### Record set

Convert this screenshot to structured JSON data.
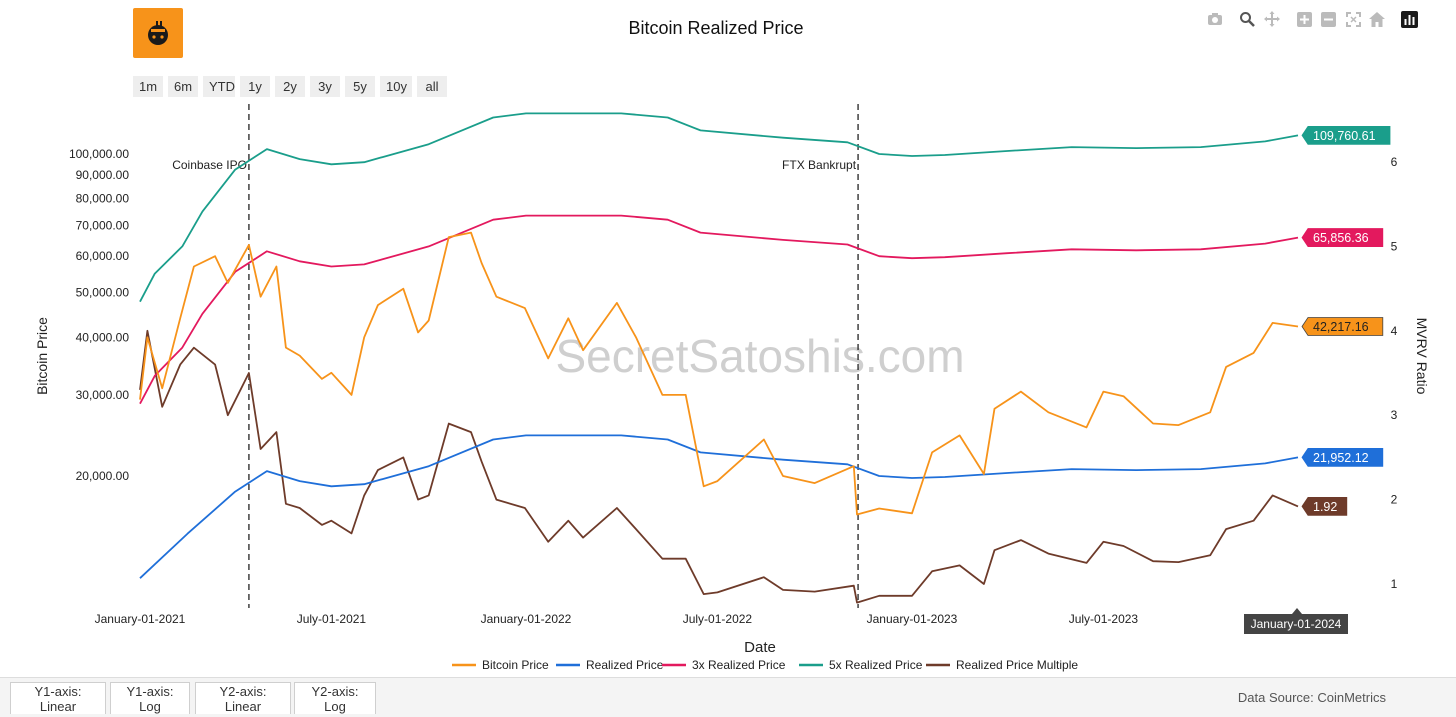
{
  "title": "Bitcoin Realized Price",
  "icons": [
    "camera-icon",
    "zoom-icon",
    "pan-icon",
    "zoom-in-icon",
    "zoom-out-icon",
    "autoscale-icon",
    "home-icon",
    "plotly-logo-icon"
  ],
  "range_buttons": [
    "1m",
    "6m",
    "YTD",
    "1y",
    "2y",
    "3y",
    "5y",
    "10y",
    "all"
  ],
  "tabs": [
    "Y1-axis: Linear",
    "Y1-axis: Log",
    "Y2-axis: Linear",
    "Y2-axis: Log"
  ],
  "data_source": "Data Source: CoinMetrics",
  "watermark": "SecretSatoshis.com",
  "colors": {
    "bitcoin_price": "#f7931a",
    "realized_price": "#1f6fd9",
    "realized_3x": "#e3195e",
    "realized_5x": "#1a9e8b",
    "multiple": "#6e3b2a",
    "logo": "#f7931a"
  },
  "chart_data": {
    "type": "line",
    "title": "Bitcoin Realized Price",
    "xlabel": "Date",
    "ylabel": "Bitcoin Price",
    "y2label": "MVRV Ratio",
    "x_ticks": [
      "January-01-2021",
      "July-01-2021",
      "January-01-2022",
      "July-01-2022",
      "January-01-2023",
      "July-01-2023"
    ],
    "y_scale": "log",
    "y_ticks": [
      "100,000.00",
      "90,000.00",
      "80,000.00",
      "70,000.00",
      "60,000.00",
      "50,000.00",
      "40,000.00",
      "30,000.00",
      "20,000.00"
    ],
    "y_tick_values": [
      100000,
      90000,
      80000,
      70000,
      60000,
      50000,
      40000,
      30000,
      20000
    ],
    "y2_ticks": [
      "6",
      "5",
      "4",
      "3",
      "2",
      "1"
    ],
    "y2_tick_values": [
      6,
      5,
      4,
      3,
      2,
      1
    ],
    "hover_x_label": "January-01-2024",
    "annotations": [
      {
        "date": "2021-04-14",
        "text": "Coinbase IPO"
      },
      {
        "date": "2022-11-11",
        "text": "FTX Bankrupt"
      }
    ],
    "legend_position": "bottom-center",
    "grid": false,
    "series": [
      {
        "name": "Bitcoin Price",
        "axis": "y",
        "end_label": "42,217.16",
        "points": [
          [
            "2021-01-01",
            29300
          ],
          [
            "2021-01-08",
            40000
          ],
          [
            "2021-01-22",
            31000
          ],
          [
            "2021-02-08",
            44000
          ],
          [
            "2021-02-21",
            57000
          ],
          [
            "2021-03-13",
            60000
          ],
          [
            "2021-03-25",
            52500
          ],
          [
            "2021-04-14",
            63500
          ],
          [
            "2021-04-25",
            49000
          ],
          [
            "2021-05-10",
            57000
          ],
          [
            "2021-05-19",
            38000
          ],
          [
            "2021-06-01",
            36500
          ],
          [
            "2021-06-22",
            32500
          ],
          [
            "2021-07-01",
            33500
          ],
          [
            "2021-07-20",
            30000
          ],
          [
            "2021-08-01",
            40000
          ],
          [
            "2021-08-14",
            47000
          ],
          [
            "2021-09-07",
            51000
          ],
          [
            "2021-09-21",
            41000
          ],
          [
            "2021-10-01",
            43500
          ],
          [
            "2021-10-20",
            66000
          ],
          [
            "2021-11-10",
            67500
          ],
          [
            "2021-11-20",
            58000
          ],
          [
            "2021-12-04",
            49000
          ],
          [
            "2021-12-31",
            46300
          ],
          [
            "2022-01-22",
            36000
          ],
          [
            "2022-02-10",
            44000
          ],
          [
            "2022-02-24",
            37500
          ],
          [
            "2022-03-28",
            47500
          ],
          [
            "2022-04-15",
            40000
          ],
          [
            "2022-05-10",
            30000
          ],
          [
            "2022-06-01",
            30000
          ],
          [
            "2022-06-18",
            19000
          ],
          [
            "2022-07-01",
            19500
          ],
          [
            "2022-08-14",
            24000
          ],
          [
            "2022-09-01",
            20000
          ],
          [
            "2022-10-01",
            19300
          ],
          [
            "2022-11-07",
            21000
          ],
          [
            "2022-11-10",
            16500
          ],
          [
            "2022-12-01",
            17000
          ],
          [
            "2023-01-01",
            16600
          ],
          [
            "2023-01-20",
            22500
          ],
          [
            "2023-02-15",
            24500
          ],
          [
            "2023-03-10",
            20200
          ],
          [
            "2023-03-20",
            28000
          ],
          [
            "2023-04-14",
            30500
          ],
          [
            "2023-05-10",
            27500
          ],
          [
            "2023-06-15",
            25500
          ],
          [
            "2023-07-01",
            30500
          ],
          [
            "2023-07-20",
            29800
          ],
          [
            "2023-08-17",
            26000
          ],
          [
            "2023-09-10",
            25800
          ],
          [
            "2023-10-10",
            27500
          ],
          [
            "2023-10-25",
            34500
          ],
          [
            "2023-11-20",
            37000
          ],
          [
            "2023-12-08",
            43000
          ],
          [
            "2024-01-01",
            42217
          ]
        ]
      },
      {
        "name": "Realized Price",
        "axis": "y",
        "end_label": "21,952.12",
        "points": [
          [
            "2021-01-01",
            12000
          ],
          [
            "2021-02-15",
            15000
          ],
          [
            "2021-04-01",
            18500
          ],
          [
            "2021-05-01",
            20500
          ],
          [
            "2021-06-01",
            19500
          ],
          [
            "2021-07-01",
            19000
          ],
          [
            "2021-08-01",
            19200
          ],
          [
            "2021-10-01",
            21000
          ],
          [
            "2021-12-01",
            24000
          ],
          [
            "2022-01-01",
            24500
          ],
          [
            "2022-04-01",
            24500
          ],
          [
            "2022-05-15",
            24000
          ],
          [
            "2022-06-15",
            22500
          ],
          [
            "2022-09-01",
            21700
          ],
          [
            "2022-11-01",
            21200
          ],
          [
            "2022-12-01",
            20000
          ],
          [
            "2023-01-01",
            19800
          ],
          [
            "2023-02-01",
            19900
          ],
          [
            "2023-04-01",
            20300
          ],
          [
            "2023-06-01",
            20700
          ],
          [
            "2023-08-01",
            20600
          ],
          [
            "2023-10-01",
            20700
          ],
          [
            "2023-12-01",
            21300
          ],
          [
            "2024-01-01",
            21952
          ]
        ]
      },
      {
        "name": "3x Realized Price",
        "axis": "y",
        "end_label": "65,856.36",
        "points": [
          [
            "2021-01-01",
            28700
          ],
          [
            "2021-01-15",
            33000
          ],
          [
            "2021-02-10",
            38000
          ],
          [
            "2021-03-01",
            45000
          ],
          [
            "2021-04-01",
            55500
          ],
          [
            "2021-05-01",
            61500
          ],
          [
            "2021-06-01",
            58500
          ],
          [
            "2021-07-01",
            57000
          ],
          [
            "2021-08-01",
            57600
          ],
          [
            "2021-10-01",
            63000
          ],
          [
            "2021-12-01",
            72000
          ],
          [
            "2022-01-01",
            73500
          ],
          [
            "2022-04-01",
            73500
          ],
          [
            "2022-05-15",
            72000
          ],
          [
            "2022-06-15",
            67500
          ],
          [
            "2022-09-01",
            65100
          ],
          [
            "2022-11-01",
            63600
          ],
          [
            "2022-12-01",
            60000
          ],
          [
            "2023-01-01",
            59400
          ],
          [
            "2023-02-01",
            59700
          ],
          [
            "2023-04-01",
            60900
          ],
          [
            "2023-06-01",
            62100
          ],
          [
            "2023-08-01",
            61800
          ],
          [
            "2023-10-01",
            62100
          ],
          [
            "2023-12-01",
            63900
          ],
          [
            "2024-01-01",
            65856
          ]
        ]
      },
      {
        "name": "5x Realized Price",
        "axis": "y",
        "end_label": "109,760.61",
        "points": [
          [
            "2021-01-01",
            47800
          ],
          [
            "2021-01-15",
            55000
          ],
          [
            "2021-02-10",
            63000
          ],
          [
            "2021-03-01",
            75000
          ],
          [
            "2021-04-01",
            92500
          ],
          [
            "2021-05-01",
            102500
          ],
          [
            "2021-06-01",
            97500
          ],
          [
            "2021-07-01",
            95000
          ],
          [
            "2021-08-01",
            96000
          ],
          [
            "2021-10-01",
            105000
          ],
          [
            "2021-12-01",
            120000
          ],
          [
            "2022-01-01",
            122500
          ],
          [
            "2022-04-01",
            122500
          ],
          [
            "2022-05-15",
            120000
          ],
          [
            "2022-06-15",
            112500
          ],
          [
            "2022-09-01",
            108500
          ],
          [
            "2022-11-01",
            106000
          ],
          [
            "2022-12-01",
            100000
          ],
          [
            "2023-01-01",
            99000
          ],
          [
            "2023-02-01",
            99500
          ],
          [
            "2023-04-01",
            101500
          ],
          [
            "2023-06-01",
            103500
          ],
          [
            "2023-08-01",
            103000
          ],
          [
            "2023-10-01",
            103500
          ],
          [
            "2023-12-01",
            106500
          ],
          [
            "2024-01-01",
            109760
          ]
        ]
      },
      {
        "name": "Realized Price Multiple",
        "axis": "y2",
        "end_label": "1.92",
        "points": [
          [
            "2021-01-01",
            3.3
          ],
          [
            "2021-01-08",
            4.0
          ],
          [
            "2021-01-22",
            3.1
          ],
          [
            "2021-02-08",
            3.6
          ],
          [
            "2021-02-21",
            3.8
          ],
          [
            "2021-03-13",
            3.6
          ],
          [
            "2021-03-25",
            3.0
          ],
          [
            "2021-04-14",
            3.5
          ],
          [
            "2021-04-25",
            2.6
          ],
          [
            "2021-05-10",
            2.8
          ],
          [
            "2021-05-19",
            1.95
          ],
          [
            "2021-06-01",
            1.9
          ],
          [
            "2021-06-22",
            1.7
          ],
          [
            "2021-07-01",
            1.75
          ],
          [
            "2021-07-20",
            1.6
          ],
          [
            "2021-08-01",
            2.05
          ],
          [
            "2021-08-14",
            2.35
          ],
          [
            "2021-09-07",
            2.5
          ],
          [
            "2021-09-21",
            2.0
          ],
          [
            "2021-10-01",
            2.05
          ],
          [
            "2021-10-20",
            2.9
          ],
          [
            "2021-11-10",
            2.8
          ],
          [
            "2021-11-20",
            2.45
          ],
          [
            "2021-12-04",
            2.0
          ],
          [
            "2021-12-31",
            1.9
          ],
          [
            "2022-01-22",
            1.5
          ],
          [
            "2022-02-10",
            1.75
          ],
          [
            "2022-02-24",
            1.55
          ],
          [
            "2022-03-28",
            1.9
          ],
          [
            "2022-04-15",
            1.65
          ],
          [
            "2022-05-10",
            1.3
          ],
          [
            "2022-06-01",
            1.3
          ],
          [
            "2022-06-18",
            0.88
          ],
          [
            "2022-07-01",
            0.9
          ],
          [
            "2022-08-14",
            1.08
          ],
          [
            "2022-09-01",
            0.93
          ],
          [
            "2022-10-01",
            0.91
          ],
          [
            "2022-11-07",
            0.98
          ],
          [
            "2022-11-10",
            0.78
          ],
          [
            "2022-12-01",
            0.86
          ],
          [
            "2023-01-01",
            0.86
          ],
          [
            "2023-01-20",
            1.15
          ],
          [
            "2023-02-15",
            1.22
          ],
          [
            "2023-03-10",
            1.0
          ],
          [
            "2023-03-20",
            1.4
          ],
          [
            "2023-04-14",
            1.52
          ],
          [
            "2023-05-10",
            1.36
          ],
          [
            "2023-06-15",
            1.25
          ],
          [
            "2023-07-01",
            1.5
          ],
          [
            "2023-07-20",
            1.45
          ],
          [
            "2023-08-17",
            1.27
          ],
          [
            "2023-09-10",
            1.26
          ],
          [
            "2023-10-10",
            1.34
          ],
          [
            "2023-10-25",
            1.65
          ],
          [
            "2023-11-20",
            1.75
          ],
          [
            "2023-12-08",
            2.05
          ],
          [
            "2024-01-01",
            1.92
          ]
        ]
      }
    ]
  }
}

### Requirements
Count each line above in which the string "January" appears, then state only the total.

### Answer below
4